▶ [What you will do] How many lines of the material below contain the string "this"? Answer with the number and nothing else.
** BEGIN Dataset extract **
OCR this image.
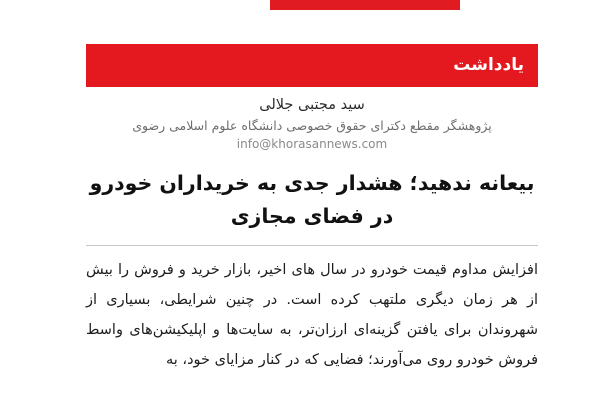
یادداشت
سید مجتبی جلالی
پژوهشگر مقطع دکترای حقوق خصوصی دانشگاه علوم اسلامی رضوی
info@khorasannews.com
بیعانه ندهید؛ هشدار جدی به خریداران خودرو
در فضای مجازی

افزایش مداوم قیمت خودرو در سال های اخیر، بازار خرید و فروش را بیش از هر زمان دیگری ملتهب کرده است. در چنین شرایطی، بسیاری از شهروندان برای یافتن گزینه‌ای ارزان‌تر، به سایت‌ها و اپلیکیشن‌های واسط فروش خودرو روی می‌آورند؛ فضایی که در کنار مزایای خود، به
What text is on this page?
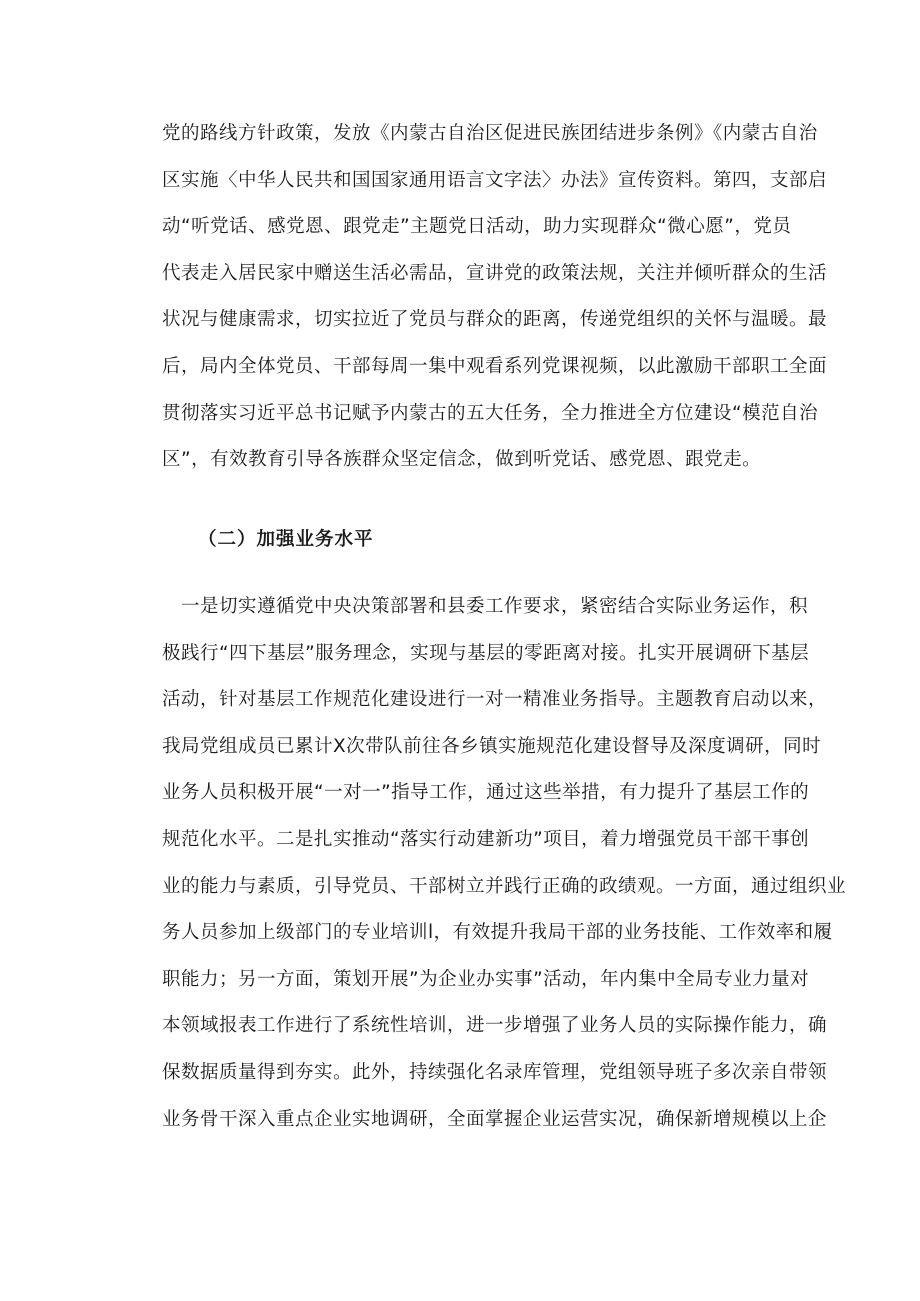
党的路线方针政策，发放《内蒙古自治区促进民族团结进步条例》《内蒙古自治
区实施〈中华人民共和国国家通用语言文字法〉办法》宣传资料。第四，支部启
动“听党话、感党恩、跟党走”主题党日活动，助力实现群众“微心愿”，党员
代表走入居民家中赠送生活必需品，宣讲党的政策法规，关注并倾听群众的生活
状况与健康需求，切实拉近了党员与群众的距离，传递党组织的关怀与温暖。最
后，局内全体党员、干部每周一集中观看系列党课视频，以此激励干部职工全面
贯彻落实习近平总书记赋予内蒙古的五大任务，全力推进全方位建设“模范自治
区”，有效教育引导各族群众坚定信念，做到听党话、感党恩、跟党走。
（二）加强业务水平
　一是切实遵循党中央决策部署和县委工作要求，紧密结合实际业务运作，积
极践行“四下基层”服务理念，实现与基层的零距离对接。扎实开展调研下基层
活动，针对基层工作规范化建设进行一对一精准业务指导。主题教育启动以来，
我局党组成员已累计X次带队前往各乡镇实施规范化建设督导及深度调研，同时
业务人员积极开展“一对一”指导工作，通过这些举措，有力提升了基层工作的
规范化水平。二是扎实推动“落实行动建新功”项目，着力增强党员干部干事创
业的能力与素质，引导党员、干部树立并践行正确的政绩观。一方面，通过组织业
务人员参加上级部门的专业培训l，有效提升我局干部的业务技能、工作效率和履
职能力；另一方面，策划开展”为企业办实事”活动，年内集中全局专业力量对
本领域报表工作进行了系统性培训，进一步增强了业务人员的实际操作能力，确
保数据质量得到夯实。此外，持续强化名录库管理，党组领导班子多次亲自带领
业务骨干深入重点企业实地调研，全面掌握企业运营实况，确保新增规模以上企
** END Dataset extract **
** BEGIN Dataset extract **
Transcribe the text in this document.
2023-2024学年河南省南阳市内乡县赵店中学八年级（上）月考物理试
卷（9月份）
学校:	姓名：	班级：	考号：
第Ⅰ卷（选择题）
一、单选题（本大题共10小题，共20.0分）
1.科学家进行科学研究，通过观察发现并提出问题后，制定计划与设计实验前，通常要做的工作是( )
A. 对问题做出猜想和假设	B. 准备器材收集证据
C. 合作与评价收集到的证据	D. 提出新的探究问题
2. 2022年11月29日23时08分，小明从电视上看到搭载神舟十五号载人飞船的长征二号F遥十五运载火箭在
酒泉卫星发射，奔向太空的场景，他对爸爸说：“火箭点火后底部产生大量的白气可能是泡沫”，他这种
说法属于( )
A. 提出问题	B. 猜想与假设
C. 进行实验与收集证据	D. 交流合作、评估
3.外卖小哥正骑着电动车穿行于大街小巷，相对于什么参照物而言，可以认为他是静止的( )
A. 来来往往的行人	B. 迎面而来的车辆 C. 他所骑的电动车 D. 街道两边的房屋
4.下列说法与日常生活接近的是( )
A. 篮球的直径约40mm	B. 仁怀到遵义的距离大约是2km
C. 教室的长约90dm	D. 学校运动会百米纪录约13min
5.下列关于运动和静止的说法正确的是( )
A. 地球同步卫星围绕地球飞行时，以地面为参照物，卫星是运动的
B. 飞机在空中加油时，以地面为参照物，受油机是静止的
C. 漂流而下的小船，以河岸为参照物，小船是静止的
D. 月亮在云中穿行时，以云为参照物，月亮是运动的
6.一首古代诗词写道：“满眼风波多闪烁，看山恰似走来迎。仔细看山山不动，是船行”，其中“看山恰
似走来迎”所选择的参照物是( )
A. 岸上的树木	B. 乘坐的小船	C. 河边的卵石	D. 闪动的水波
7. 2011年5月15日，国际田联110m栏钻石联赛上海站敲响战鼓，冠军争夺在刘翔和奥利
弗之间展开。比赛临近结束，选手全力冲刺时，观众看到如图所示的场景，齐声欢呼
** END Dataset extract **
▶ [Solved problem] 3